• **What the exercise asks**: Exclude the pictures; give every entry again exactly as written.

• **Material provided**:

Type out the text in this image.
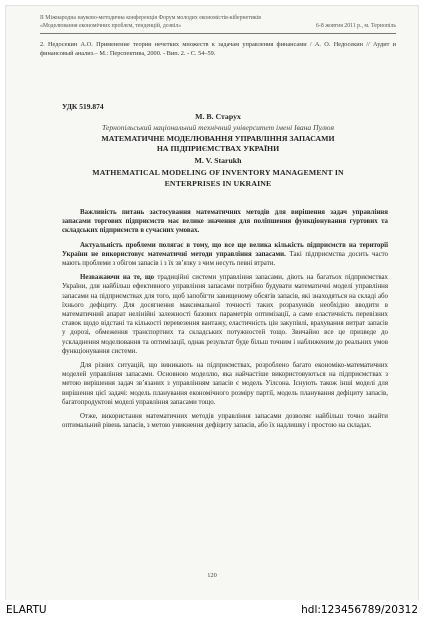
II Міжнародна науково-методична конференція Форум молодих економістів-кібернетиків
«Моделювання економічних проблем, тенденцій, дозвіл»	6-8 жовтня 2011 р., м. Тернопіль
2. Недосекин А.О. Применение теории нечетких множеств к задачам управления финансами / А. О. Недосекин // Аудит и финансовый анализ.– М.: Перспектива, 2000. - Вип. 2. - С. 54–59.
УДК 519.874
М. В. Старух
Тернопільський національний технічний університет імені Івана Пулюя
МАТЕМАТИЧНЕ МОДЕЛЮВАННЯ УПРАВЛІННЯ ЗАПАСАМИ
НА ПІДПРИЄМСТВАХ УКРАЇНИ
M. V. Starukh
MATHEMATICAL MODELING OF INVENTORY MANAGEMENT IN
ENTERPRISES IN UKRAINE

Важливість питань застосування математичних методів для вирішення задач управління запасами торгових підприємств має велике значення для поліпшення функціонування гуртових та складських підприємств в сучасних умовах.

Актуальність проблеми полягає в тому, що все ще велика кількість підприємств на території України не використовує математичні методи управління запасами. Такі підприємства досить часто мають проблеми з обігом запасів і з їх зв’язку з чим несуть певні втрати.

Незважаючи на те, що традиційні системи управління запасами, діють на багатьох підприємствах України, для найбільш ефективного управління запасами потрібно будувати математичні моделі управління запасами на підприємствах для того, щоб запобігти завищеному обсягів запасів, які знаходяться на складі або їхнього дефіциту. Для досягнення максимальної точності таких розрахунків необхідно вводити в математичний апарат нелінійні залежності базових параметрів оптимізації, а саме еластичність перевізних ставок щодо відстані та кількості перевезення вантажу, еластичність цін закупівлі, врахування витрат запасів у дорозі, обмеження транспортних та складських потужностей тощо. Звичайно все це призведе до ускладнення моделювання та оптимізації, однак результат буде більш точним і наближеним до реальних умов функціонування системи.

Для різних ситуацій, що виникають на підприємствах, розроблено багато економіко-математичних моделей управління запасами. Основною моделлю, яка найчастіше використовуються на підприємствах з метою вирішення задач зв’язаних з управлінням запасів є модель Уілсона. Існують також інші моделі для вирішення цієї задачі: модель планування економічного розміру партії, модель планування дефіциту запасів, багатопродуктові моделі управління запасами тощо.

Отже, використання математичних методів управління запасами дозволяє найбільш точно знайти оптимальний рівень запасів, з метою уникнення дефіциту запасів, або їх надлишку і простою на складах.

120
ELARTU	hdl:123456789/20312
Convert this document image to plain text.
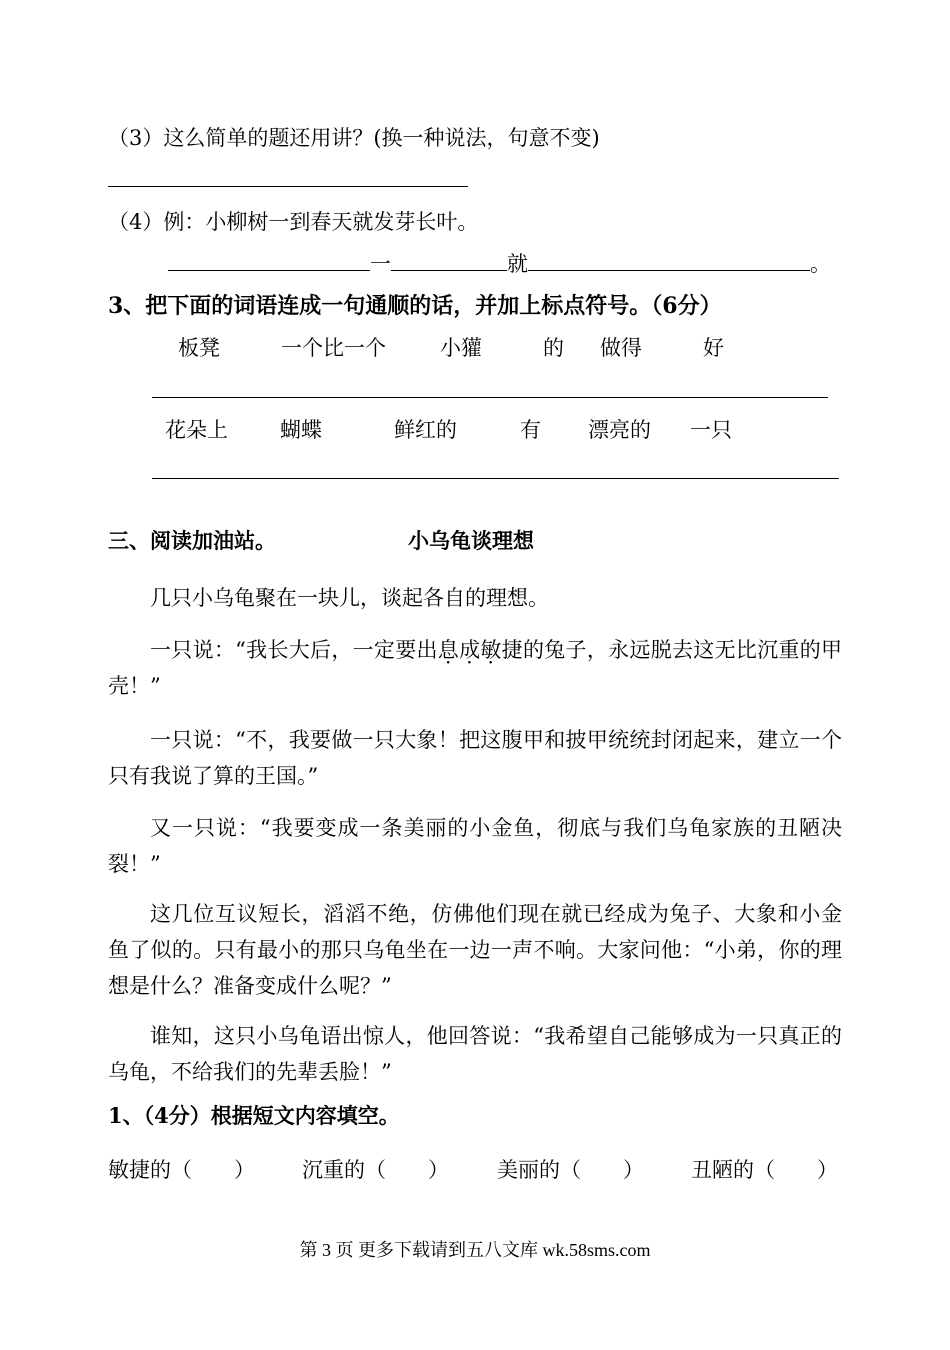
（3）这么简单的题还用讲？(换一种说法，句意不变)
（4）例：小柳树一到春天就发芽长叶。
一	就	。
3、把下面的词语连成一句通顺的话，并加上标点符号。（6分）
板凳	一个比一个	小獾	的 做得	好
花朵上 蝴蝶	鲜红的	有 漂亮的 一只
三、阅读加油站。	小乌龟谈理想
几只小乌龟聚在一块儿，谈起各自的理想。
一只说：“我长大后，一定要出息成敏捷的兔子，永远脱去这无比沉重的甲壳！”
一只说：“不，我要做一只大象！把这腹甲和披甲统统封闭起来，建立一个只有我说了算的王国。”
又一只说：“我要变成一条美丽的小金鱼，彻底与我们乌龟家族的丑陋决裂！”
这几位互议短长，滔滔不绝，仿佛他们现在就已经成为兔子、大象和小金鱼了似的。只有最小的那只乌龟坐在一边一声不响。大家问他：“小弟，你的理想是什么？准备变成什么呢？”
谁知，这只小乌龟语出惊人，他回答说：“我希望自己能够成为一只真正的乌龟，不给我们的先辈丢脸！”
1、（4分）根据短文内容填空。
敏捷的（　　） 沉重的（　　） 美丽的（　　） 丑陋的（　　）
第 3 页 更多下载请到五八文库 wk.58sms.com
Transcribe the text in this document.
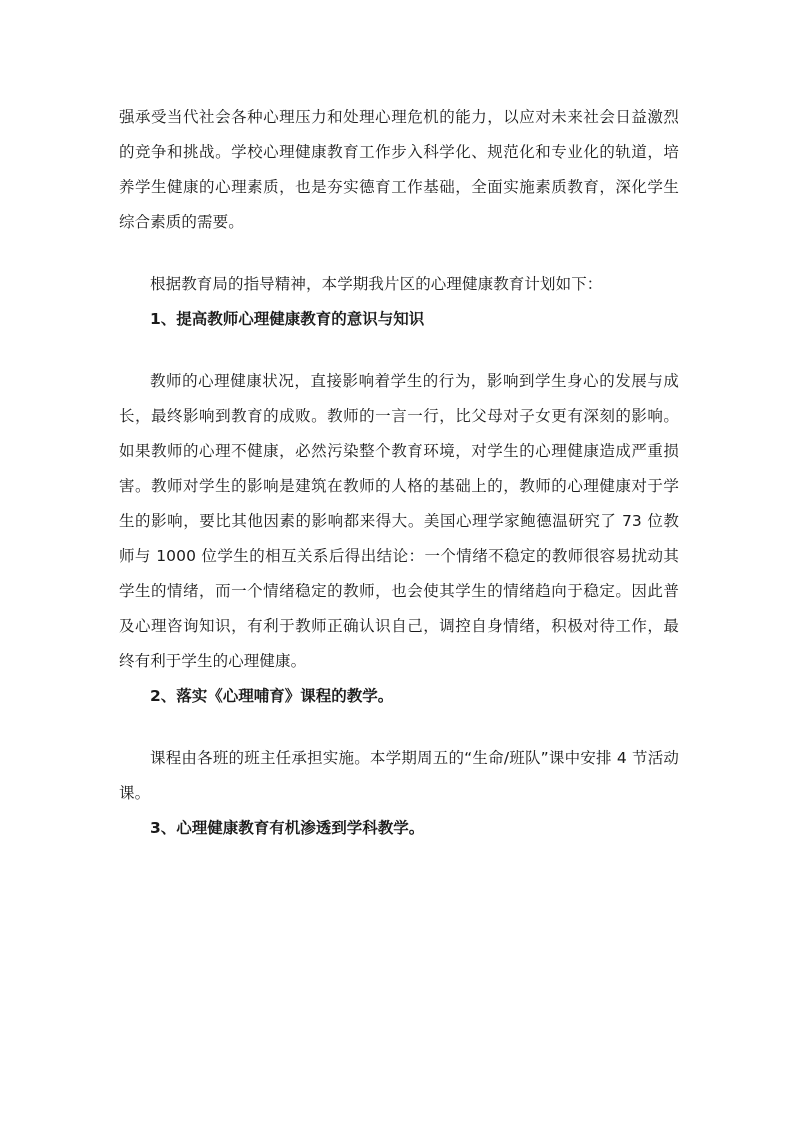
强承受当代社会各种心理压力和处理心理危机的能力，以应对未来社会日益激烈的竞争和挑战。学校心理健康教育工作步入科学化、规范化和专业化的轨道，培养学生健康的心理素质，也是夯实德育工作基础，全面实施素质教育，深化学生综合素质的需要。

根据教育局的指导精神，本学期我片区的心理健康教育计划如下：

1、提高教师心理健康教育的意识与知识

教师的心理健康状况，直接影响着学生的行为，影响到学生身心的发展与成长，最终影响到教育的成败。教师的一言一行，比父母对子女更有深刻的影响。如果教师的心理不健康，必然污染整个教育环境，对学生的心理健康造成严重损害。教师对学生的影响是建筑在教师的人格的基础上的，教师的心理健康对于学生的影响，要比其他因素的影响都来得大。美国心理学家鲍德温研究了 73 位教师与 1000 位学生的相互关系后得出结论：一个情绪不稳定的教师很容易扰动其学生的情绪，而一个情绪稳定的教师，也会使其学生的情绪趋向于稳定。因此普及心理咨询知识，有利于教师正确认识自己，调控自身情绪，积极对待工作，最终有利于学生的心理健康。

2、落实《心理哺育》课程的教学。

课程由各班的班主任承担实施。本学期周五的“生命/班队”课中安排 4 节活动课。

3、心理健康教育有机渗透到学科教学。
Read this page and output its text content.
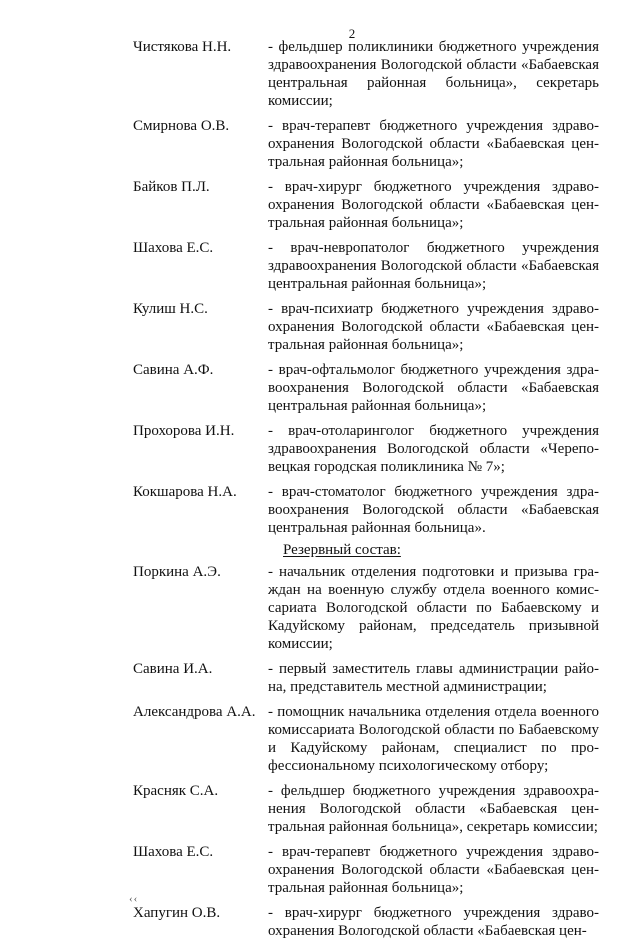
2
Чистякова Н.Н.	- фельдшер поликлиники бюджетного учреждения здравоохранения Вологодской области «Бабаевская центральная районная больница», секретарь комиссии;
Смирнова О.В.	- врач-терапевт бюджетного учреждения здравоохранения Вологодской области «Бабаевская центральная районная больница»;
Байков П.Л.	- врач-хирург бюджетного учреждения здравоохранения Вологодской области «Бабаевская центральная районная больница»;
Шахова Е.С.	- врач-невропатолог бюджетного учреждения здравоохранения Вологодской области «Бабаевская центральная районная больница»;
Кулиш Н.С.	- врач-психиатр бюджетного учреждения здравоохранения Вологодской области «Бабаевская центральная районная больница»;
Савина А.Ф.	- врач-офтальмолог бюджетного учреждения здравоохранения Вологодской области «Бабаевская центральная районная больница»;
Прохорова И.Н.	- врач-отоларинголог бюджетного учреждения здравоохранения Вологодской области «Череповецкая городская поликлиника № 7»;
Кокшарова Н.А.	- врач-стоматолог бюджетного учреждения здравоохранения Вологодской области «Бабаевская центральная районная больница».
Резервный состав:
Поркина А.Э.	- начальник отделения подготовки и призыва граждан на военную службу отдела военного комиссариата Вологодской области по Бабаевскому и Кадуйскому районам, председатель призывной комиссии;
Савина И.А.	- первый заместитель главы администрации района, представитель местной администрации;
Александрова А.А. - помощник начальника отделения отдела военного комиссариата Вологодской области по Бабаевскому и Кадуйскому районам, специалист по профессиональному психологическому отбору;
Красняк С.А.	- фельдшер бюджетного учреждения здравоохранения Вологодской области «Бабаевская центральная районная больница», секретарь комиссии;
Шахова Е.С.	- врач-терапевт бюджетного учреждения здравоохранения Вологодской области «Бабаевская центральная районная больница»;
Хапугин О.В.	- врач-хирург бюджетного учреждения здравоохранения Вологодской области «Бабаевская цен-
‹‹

• **Full solution**:
Type out the text in this image.
II Міжнародна науково-методична конференція Форум молодих економістів-кібернетиків
«Моделювання економічних проблем, тенденцій, дозвіл»	6-8 жовтня 2011 р., м. Тернопіль
2. Недосекин А.О. Применение теории нечетких множеств к задачам управления финансами / А. О. Недосекин // Аудит и финансовый анализ.– М.: Перспектива, 2000. - Вип. 2. - С. 54–59.
УДК 519.874
М. В. Старух
Тернопільський національний технічний університет імені Івана Пулюя
МАТЕМАТИЧНЕ МОДЕЛЮВАННЯ УПРАВЛІННЯ ЗАПАСАМИ
НА ПІДПРИЄМСТВАХ УКРАЇНИ
M. V. Starukh
MATHEMATICAL MODELING OF INVENTORY MANAGEMENT IN
ENTERPRISES IN UKRAINE

Важливість питань застосування математичних методів для вирішення задач управління запасами торгових підприємств має велике значення для поліпшення функціонування гуртових та складських підприємств в сучасних умовах.

Актуальність проблеми полягає в тому, що все ще велика кількість підприємств на території України не використовує математичні методи управління запасами. Такі підприємства досить часто мають проблеми з обігом запасів і з їх зв’язку з чим несуть певні втрати.

Незважаючи на те, що традиційні системи управління запасами, діють на багатьох підприємствах України, для найбільш ефективного управління запасами потрібно будувати математичні моделі управління запасами на підприємствах для того, щоб запобігти завищеному обсягів запасів, які знаходяться на складі або їхнього дефіциту. Для досягнення максимальної точності таких розрахунків необхідно вводити в математичний апарат нелінійні залежності базових параметрів оптимізації, а саме еластичність перевізних ставок щодо відстані та кількості перевезення вантажу, еластичність цін закупівлі, врахування витрат запасів у дорозі, обмеження транспортних та складських потужностей тощо. Звичайно все це призведе до ускладнення моделювання та оптимізації, однак результат буде більш точним і наближеним до реальних умов функціонування системи.

Для різних ситуацій, що виникають на підприємствах, розроблено багато економіко-математичних моделей управління запасами. Основною моделлю, яка найчастіше використовуються на підприємствах з метою вирішення задач зв’язаних з управлінням запасів є модель Уілсона. Існують також інші моделі для вирішення цієї задачі: модель планування економічного розміру партії, модель планування дефіциту запасів, багатопродуктові моделі управління запасами тощо.

Отже, використання математичних методів управління запасами дозволяє найбільш точно знайти оптимальний рівень запасів, з метою уникнення дефіциту запасів, або їх надлишку і простою на складах.

120
ELARTU	hdl:123456789/20312
Convert this document image to plain text.
（3）这么简单的题还用讲？(换一种说法，句意不变)
（4）例：小柳树一到春天就发芽长叶。
一	就	。
3、把下面的词语连成一句通顺的话，并加上标点符号。（6分）
板凳	一个比一个	小獾	的 做得	好
花朵上 蝴蝶	鲜红的	有 漂亮的 一只
三、阅读加油站。	小乌龟谈理想
几只小乌龟聚在一块儿，谈起各自的理想。
一只说：“我长大后，一定要出息成敏捷的兔子，永远脱去这无比沉重的甲壳！”
一只说：“不，我要做一只大象！把这腹甲和披甲统统封闭起来，建立一个只有我说了算的王国。”
又一只说：“我要变成一条美丽的小金鱼，彻底与我们乌龟家族的丑陋决裂！”
这几位互议短长，滔滔不绝，仿佛他们现在就已经成为兔子、大象和小金鱼了似的。只有最小的那只乌龟坐在一边一声不响。大家问他：“小弟，你的理想是什么？准备变成什么呢？”
谁知，这只小乌龟语出惊人，他回答说：“我希望自己能够成为一只真正的乌龟，不给我们的先辈丢脸！”
1、（4分）根据短文内容填空。
敏捷的（　　） 沉重的（　　） 美丽的（　　） 丑陋的（　　）
第 3 页 更多下载请到五八文库 wk.58sms.com
Transcribe the text in this document.
强承受当代社会各种心理压力和处理心理危机的能力，以应对未来社会日益激烈的竞争和挑战。学校心理健康教育工作步入科学化、规范化和专业化的轨道，培养学生健康的心理素质，也是夯实德育工作基础，全面实施素质教育，深化学生综合素质的需要。

根据教育局的指导精神，本学期我片区的心理健康教育计划如下：

1、提高教师心理健康教育的意识与知识

教师的心理健康状况，直接影响着学生的行为，影响到学生身心的发展与成长，最终影响到教育的成败。教师的一言一行，比父母对子女更有深刻的影响。如果教师的心理不健康，必然污染整个教育环境，对学生的心理健康造成严重损害。教师对学生的影响是建筑在教师的人格的基础上的，教师的心理健康对于学生的影响，要比其他因素的影响都来得大。美国心理学家鲍德温研究了 73 位教师与 1000 位学生的相互关系后得出结论：一个情绪不稳定的教师很容易扰动其学生的情绪，而一个情绪稳定的教师，也会使其学生的情绪趋向于稳定。因此普及心理咨询知识，有利于教师正确认识自己，调控自身情绪，积极对待工作，最终有利于学生的心理健康。

2、落实《心理哺育》课程的教学。

课程由各班的班主任承担实施。本学期周五的“生命/班队”课中安排 4 节活动课。

3、心理健康教育有机渗透到学科教学。
Read this page and output its text content.
2
Чистякова Н.Н.	- фельдшер поликлиники бюджетного учреждения здравоохранения Вологодской области «Бабаевская центральная районная больница», секретарь комиссии;
Смирнова О.В.	- врач-терапевт бюджетного учреждения здравоохранения Вологодской области «Бабаевская центральная районная больница»;
Байков П.Л.	- врач-хирург бюджетного учреждения здравоохранения Вологодской области «Бабаевская центральная районная больница»;
Шахова Е.С.	- врач-невропатолог бюджетного учреждения здравоохранения Вологодской области «Бабаевская центральная районная больница»;
Кулиш Н.С.	- врач-психиатр бюджетного учреждения здравоохранения Вологодской области «Бабаевская центральная районная больница»;
Савина А.Ф.	- врач-офтальмолог бюджетного учреждения здравоохранения Вологодской области «Бабаевская центральная районная больница»;
Прохорова И.Н.	- врач-отоларинголог бюджетного учреждения здравоохранения Вологодской области «Череповецкая городская поликлиника № 7»;
Кокшарова Н.А.	- врач-стоматолог бюджетного учреждения здравоохранения Вологодской области «Бабаевская центральная районная больница».
Резервный состав:
Поркина А.Э.	- начальник отделения подготовки и призыва граждан на военную службу отдела военного комиссариата Вологодской области по Бабаевскому и Кадуйскому районам, председатель призывной комиссии;
Савина И.А.	- первый заместитель главы администрации района, представитель местной администрации;
Александрова А.А. - помощник начальника отделения отдела военного комиссариата Вологодской области по Бабаевскому и Кадуйскому районам, специалист по профессиональному психологическому отбору;
Красняк С.А.	- фельдшер бюджетного учреждения здравоохранения Вологодской области «Бабаевская центральная районная больница», секретарь комиссии;
Шахова Е.С.	- врач-терапевт бюджетного учреждения здравоохранения Вологодской области «Бабаевская центральная районная больница»;
Хапугин О.В.	- врач-хирург бюджетного учреждения здравоохранения Вологодской области «Бабаевская цен-
‹‹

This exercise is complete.